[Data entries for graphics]
>> Start

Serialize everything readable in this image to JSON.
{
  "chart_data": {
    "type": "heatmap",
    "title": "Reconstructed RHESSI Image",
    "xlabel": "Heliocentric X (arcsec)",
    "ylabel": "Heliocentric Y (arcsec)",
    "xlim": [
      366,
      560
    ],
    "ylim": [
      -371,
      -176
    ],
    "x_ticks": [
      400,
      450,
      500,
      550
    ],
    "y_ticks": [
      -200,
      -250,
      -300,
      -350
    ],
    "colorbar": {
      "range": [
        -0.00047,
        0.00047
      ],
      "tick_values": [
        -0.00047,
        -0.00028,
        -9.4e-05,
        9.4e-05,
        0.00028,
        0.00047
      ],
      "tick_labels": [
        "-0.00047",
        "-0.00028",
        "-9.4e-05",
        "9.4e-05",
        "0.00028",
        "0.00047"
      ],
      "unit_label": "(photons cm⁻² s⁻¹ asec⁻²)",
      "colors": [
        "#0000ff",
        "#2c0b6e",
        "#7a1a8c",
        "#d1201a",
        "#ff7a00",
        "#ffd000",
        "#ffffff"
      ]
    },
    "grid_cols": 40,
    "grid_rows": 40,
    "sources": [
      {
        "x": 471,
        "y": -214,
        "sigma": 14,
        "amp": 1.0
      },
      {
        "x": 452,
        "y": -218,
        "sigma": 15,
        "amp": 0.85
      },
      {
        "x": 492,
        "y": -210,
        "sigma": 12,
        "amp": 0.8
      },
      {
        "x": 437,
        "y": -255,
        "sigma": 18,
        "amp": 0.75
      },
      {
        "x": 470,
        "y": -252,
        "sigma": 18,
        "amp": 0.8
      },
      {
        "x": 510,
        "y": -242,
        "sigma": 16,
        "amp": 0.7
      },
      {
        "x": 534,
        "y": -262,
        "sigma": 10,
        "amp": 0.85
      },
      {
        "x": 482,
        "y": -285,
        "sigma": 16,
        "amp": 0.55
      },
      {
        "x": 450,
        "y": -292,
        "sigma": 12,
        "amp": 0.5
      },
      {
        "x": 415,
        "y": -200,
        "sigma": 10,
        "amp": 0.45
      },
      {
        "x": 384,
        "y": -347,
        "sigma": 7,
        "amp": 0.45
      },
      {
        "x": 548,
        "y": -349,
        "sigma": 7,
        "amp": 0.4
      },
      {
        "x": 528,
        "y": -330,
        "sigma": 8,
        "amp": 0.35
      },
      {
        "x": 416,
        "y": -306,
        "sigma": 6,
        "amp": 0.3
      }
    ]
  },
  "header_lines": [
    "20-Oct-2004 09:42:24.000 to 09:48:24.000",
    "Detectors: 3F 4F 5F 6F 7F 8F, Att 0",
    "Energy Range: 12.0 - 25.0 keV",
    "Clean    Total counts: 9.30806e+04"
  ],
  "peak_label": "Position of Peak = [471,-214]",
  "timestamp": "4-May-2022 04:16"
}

>> End

● EXERCISE REQUIREMENTS
Set down all of the entries exactly, please.

● THE OUTPUT
Serialize everything readable in this image to JSON.
{
  "chart_data": {
    "type": "heatmap",
    "title": "Reconstructed RHESSI Image",
    "xlabel": "Heliocentric X (arcsec)",
    "ylabel": "Heliocentric Y (arcsec)",
    "xlim": [
      366,
      560
    ],
    "ylim": [
      -371,
      -176
    ],
    "x_ticks": [
      400,
      450,
      500,
      550
    ],
    "y_ticks": [
      -200,
      -250,
      -300,
      -350
    ],
    "colorbar": {
      "range": [
        -0.00047,
        0.00047
      ],
      "tick_values": [
        -0.00047,
        -0.00028,
        -9.4e-05,
        9.4e-05,
        0.00028,
        0.00047
      ],
      "tick_labels": [
        "-0.00047",
        "-0.00028",
        "-9.4e-05",
        "9.4e-05",
        "0.00028",
        "0.00047"
      ],
      "unit_label": "(photons cm⁻² s⁻¹ asec⁻²)",
      "colors": [
        "#0000ff",
        "#2c0b6e",
        "#7a1a8c",
        "#d1201a",
        "#ff7a00",
        "#ffd000",
        "#ffffff"
      ]
    },
    "grid_cols": 40,
    "grid_rows": 40,
    "sources": [
      {
        "x": 471,
        "y": -214,
        "sigma": 14,
        "amp": 1.0
      },
      {
        "x": 452,
        "y": -218,
        "sigma": 15,
        "amp": 0.85
      },
      {
        "x": 492,
        "y": -210,
        "sigma": 12,
        "amp": 0.8
      },
      {
        "x": 437,
        "y": -255,
        "sigma": 18,
        "amp": 0.75
      },
      {
        "x": 470,
        "y": -252,
        "sigma": 18,
        "amp": 0.8
      },
      {
        "x": 510,
        "y": -242,
        "sigma": 16,
        "amp": 0.7
      },
      {
        "x": 534,
        "y": -262,
        "sigma": 10,
        "amp": 0.85
      },
      {
        "x": 482,
        "y": -285,
        "sigma": 16,
        "amp": 0.55
      },
      {
        "x": 450,
        "y": -292,
        "sigma": 12,
        "amp": 0.5
      },
      {
        "x": 415,
        "y": -200,
        "sigma": 10,
        "amp": 0.45
      },
      {
        "x": 384,
        "y": -347,
        "sigma": 7,
        "amp": 0.45
      },
      {
        "x": 548,
        "y": -349,
        "sigma": 7,
        "amp": 0.4
      },
      {
        "x": 528,
        "y": -330,
        "sigma": 8,
        "amp": 0.35
      },
      {
        "x": 416,
        "y": -306,
        "sigma": 6,
        "amp": 0.3
      }
    ]
  },
  "header_lines": [
    "20-Oct-2004 09:42:24.000 to 09:48:24.000",
    "Detectors: 3F 4F 5F 6F 7F 8F, Att 0",
    "Energy Range: 12.0 - 25.0 keV",
    "Clean    Total counts: 9.30806e+04"
  ],
  "peak_label": "Position of Peak = [471,-214]",
  "timestamp": "4-May-2022 04:16"
}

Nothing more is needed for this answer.